Write out every line of the listing below as a numbered list, skipping blank lines. Leave the pictures out of your answer.

------ Supplied material ------

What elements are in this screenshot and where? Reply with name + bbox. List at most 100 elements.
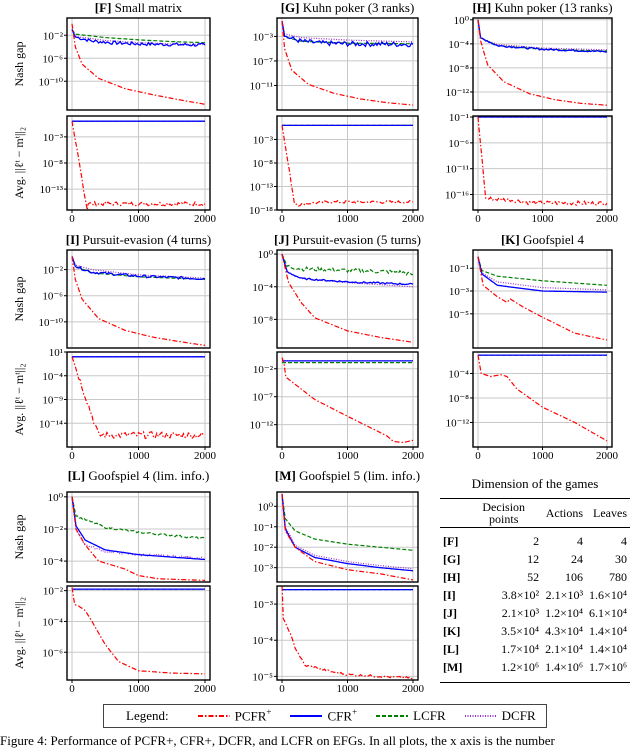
- x-tick-label: 0: [69, 213, 75, 225]
- x-tick-label: 2000: [596, 213, 619, 225]
- table-row: [M] 1.2×10⁶ 1.4×10⁶ 1.7×10⁶: [440, 658, 630, 683]
- table-cell-game: [J]: [443, 606, 457, 620]
- y-tick-label: 10⁻⁴: [42, 556, 63, 568]
- subplot-title: [J] Pursuit-evasion (5 turns): [274, 232, 421, 247]
- y-tick-label: 10⁻³: [449, 286, 470, 298]
- table-header-actions: Actions: [545, 506, 584, 520]
- y-axis-label: Avg. ||ℓᵗ − mᵗ||₂: [12, 127, 26, 199]
- y-tick-label: 10⁻²: [43, 586, 64, 598]
- y-tick-label: 10⁰: [258, 501, 274, 513]
- series-line-pcfr-plus-m-bottom: [281, 585, 414, 680]
- y-tick-label: 10⁻¹³: [250, 182, 274, 194]
- axes-frame: [66, 249, 211, 349]
- table-header-decision-points: Decision points: [482, 500, 526, 526]
- dimension-table: Dimension of the games Decision points A…: [440, 476, 630, 683]
- table-header-leaves: Leaves: [593, 506, 627, 520]
- y-tick-label: 10⁻⁸: [448, 63, 469, 75]
- table-cell-decision-points: 2.1×10³: [501, 606, 540, 620]
- y-tick-label: 10⁻⁴: [448, 39, 469, 51]
- y-tick-label: 10⁻¹⁴: [39, 418, 63, 430]
- legend: Legend: PCFR+ CFR+ LCFR DCFR: [103, 704, 547, 728]
- legend-item-dcfr: DCFR: [464, 707, 536, 724]
- figure-caption: Figure 4: Performance of PCFR+, CFR+, DC…: [0, 733, 555, 748]
- series-line-cfr-plus-i-top: [71, 256, 205, 281]
- y-tick-label: 10⁻¹²: [446, 87, 470, 99]
- table-cell-actions: 4: [577, 534, 584, 548]
- series-line-cfr-plus-j-top: [281, 253, 414, 286]
- y-tick-label: 10⁻⁸: [448, 393, 469, 405]
- subplot-title: [M] Goofspiel 5 (lim. info.): [275, 468, 420, 483]
- y-tick-label: 10⁻¹: [449, 263, 469, 275]
- y-tick-label: 10⁻¹⁶: [445, 190, 469, 202]
- series-line-cfr-plus-h-top: [477, 19, 608, 53]
- table-row: [I] 3.8×10² 2.1×10³ 1.6×10⁴: [440, 586, 630, 604]
- series-line-dcfr-j-top: [281, 253, 414, 288]
- series-line-dcfr-k-top: [477, 256, 608, 291]
- axes-frame: [66, 491, 211, 583]
- y-tick-label: 10⁻¹¹: [250, 80, 273, 92]
- series-line-cfr-plus-f-top: [71, 29, 206, 47]
- subplot-title: [I] Pursuit-evasion (4 turns): [66, 232, 212, 247]
- series-line-lcfr-j-top: [281, 253, 414, 276]
- series-line-dcfr-h-top: [477, 19, 608, 51]
- table-cell-game: [M]: [443, 660, 463, 674]
- axes-frame: [276, 491, 419, 583]
- series-line-lcfr-m-top: [281, 493, 414, 551]
- x-tick-label: 1000: [532, 450, 555, 462]
- legend-item-label: CFR+: [327, 707, 358, 724]
- table-cell-game: [F]: [443, 534, 459, 548]
- axes-frame: [66, 17, 211, 111]
- table-cell-leaves: 1.6×10⁴: [589, 588, 627, 602]
- legend-line-icon: [376, 714, 409, 717]
- subplot-g: [G] Kuhn poker (3 ranks) 10⁻³ 10⁻⁷ 10⁻¹¹ 10⁻…: [249, 0, 424, 225]
- x-tick-label: 0: [475, 450, 481, 462]
- table-cell-actions: 2.1×10³: [545, 588, 584, 602]
- subplot-i: [I] Pursuit-evasion (4 turns) 10⁻² 10⁻⁶ 10⁻…: [12, 232, 217, 462]
- y-tick-label: 10⁻⁸: [252, 158, 273, 170]
- y-axis-label: Avg. ||ℓᵗ − mᵗ||₂: [12, 597, 26, 669]
- y-tick-label: 10⁻²: [253, 364, 274, 376]
- y-tick-label: 10⁻²: [43, 265, 64, 277]
- table-row: [G] 12 24 30: [440, 550, 630, 568]
- y-tick-label: 10⁰: [48, 492, 64, 504]
- table-cell-leaves: 1.7×10⁶: [589, 660, 627, 674]
- y-tick-label: 10⁻³: [253, 563, 274, 575]
- series-line-cfr-plus-m-top: [281, 493, 414, 572]
- x-tick-label: 2000: [194, 213, 217, 225]
- y-axis-label: Nash gap: [12, 277, 26, 322]
- y-tick-label: 10⁻⁹: [42, 395, 63, 407]
- x-tick-label: 1000: [337, 450, 360, 462]
- series-line-pcfr-plus-h-top: [477, 19, 608, 106]
- y-tick-label: 10⁻⁵: [448, 309, 469, 321]
- table-cell-actions: 106: [565, 570, 584, 584]
- legend-label: Legend:: [126, 708, 169, 723]
- series-line-lcfr-g-top: [281, 21, 414, 45]
- series-line-pcfr-plus-f-bottom: [71, 121, 206, 211]
- x-tick-label: 1000: [128, 683, 151, 695]
- y-tick-label: 10⁻⁴: [42, 371, 63, 383]
- y-tick-label: 10⁻⁵: [252, 671, 273, 683]
- series-line-pcfr-plus-k-top: [477, 256, 608, 341]
- y-tick-label: 10⁻⁷: [252, 56, 273, 68]
- series-line-cfr-plus-g-top: [281, 20, 414, 48]
- x-tick-label: 2000: [402, 683, 425, 695]
- table-cell-actions: 4.3×10⁴: [545, 624, 584, 638]
- y-tick-label: 10⁰: [258, 249, 274, 261]
- series-line-dcfr-i-top: [71, 256, 206, 279]
- y-axis-label: Avg. ||ℓᵗ − mᵗ||₂: [12, 363, 26, 435]
- series-line-pcfr-plus-j-bottom: [281, 357, 414, 444]
- x-tick-label: 2000: [596, 450, 619, 462]
- x-tick-label: 1000: [337, 683, 360, 695]
- x-tick-label: 0: [69, 683, 75, 695]
- table-cell-decision-points: 3.8×10²: [501, 588, 540, 602]
- axes-frame: [472, 17, 613, 111]
- series-line-dcfr-g-top: [281, 20, 413, 43]
- table-row: [K] 3.5×10⁴ 4.3×10⁴ 1.4×10⁴: [440, 622, 630, 640]
- series-line-lcfr-k-top: [477, 256, 608, 286]
- y-tick-label: 10⁻²: [43, 524, 64, 536]
- y-tick-label: 10⁰: [454, 15, 470, 27]
- axes-frame: [276, 17, 419, 111]
- table-cell-decision-points: 1.2×10⁶: [501, 660, 540, 674]
- subplot-title: [L] Goofspiel 4 (lim. info.): [68, 468, 210, 483]
- series-line-cfr-plus-k-top: [477, 256, 608, 293]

------

Right answer
1. What elements are in this screenshot and where? Reply with name + bbox. List at most 100 elements.
2. - x-tick-label: 0: [69, 213, 75, 225]
3. - x-tick-label: 2000: [596, 213, 619, 225]
4. - table-row: [M] 1.2×10⁶ 1.4×10⁶ 1.7×10⁶: [440, 658, 630, 683]
5. - table-cell-game: [J]: [443, 606, 457, 620]
6. - y-tick-label: 10⁻⁴: [42, 556, 63, 568]
7. - subplot-title: [J] Pursuit-evasion (5 turns): [274, 232, 421, 247]
8. - y-tick-label: 10⁻³: [449, 286, 470, 298]
9. - table-header-actions: Actions: [545, 506, 584, 520]
10. - y-axis-label: Avg. ||ℓᵗ − mᵗ||₂: [12, 127, 26, 199]
11. - y-tick-label: 10⁻²: [43, 586, 64, 598]
12. - y-tick-label: 10⁰: [258, 501, 274, 513]
13. - series-line-pcfr-plus-m-bottom: [281, 585, 414, 680]
14. - y-tick-label: 10⁻¹³: [250, 182, 274, 194]
15. - axes-frame: [66, 249, 211, 349]
16. - table-header-decision-points: Decision points: [482, 500, 526, 526]
17. - dimension-table: Dimension of the games Decision points A…: [440, 476, 630, 683]
18. - table-header-leaves: Leaves: [593, 506, 627, 520]
19. - y-tick-label: 10⁻⁸: [448, 63, 469, 75]
20. - table-cell-decision-points: 2.1×10³: [501, 606, 540, 620]
21. - y-tick-label: 10⁻⁴: [448, 39, 469, 51]
22. - y-tick-label: 10⁻¹⁴: [39, 418, 63, 430]
23. - legend: Legend: PCFR+ CFR+ LCFR DCFR: [103, 704, 547, 728]
24. - legend-item-dcfr: DCFR: [464, 707, 536, 724]
25. - figure-caption: Figure 4: Performance of PCFR+, CFR+, DC…: [0, 733, 555, 748]
26. - series-line-cfr-plus-i-top: [71, 256, 205, 281]
27. - y-tick-label: 10⁻¹²: [446, 87, 470, 99]
28. - table-cell-actions: 4: [577, 534, 584, 548]
29. - series-line-cfr-plus-j-top: [281, 253, 414, 286]
30. - y-tick-label: 10⁻⁸: [448, 393, 469, 405]
31. - subplot-title: [M] Goofspiel 5 (lim. info.): [275, 468, 420, 483]
32. - y-tick-label: 10⁻¹: [449, 263, 469, 275]
33. - y-tick-label: 10⁻¹⁶: [445, 190, 469, 202]
34. - series-line-cfr-plus-h-top: [477, 19, 608, 53]
35. - table-row: [I] 3.8×10² 2.1×10³ 1.6×10⁴: [440, 586, 630, 604]
36. - series-line-dcfr-j-top: [281, 253, 414, 288]
37. - series-line-dcfr-k-top: [477, 256, 608, 291]
38. - axes-frame: [66, 491, 211, 583]
39. - y-tick-label: 10⁻¹¹: [250, 80, 273, 92]
40. - series-line-cfr-plus-f-top: [71, 29, 206, 47]
41. - subplot-title: [I] Pursuit-evasion (4 turns): [66, 232, 212, 247]
42. - series-line-lcfr-j-top: [281, 253, 414, 276]
43. - series-line-dcfr-h-top: [477, 19, 608, 51]
44. - table-cell-game: [M]: [443, 660, 463, 674]
45. - axes-frame: [276, 491, 419, 583]
46. - series-line-lcfr-m-top: [281, 493, 414, 551]
47. - x-tick-label: 1000: [532, 450, 555, 462]
48. - legend-item-label: CFR+: [327, 707, 358, 724]
49. - table-cell-game: [F]: [443, 534, 459, 548]
50. - axes-frame: [66, 17, 211, 111]
51. - table-cell-leaves: 1.6×10⁴: [589, 588, 627, 602]
52. - legend-line-icon: [376, 714, 409, 717]
53. - subplot-g: [G] Kuhn poker (3 ranks) 10⁻³ 10⁻⁷ 10⁻¹¹ 10⁻…: [249, 0, 424, 225]
54. - x-tick-label: 0: [475, 450, 481, 462]
55. - table-cell-actions: 2.1×10³: [545, 588, 584, 602]
56. - subplot-i: [I] Pursuit-evasion (4 turns) 10⁻² 10⁻⁶ 10⁻…: [12, 232, 217, 462]
57. - y-tick-label: 10⁻⁸: [252, 158, 273, 170]
58. - y-axis-label: Avg. ||ℓᵗ − mᵗ||₂: [12, 597, 26, 669]
59. - y-tick-label: 10⁻²: [253, 364, 274, 376]
60. - y-tick-label: 10⁻²: [43, 265, 64, 277]
61. - table-row: [G] 12 24 30: [440, 550, 630, 568]
62. - y-tick-label: 10⁰: [48, 492, 64, 504]
63. - table-cell-leaves: 1.7×10⁶: [589, 660, 627, 674]
64. - y-tick-label: 10⁻³: [253, 563, 274, 575]
65. - series-line-cfr-plus-m-top: [281, 493, 414, 572]
66. - x-tick-label: 2000: [194, 213, 217, 225]
67. - y-axis-label: Nash gap: [12, 277, 26, 322]
68. - y-tick-label: 10⁻⁹: [42, 395, 63, 407]
69. - x-tick-label: 1000: [337, 450, 360, 462]
70. - series-line-pcfr-plus-h-top: [477, 19, 608, 106]
71. - y-tick-label: 10⁻⁵: [448, 309, 469, 321]
72. - table-cell-actions: 106: [565, 570, 584, 584]
73. - legend-label: Legend:: [126, 708, 169, 723]
74. - series-line-lcfr-g-top: [281, 21, 414, 45]
75. - series-line-pcfr-plus-f-bottom: [71, 121, 206, 211]
76. - x-tick-label: 1000: [128, 683, 151, 695]
77. - y-tick-label: 10⁻⁴: [42, 371, 63, 383]
78. - y-tick-label: 10⁻⁵: [252, 671, 273, 683]
79. - series-line-pcfr-plus-k-top: [477, 256, 608, 341]
80. - y-tick-label: 10⁻⁷: [252, 56, 273, 68]
81. - series-line-cfr-plus-g-top: [281, 20, 414, 48]
82. - x-tick-label: 2000: [402, 683, 425, 695]
83. - table-cell-actions: 4.3×10⁴: [545, 624, 584, 638]
84. - y-tick-label: 10⁰: [258, 249, 274, 261]
85. - series-line-dcfr-i-top: [71, 256, 206, 279]
86. - y-axis-label: Avg. ||ℓᵗ − mᵗ||₂: [12, 363, 26, 435]
87. - series-line-pcfr-plus-j-bottom: [281, 357, 414, 444]
88. - x-tick-label: 2000: [596, 450, 619, 462]
89. - x-tick-label: 1000: [337, 683, 360, 695]
90. - x-tick-label: 0: [69, 683, 75, 695]
91. - table-cell-decision-points: 3.8×10²: [501, 588, 540, 602]
92. - axes-frame: [472, 17, 613, 111]
93. - series-line-dcfr-g-top: [281, 20, 413, 43]
94. - table-row: [K] 3.5×10⁴ 4.3×10⁴ 1.4×10⁴: [440, 622, 630, 640]
95. - series-line-lcfr-k-top: [477, 256, 608, 286]
96. - y-tick-label: 10⁻²: [43, 524, 64, 536]
97. - y-tick-label: 10⁰: [454, 15, 470, 27]
98. - axes-frame: [276, 17, 419, 111]
99. - table-cell-decision-points: 1.2×10⁶: [501, 660, 540, 674]
100. - subplot-title: [L] Goofspiel 4 (lim. info.): [68, 468, 210, 483]
101. - series-line-cfr-plus-k-top: [477, 256, 608, 293]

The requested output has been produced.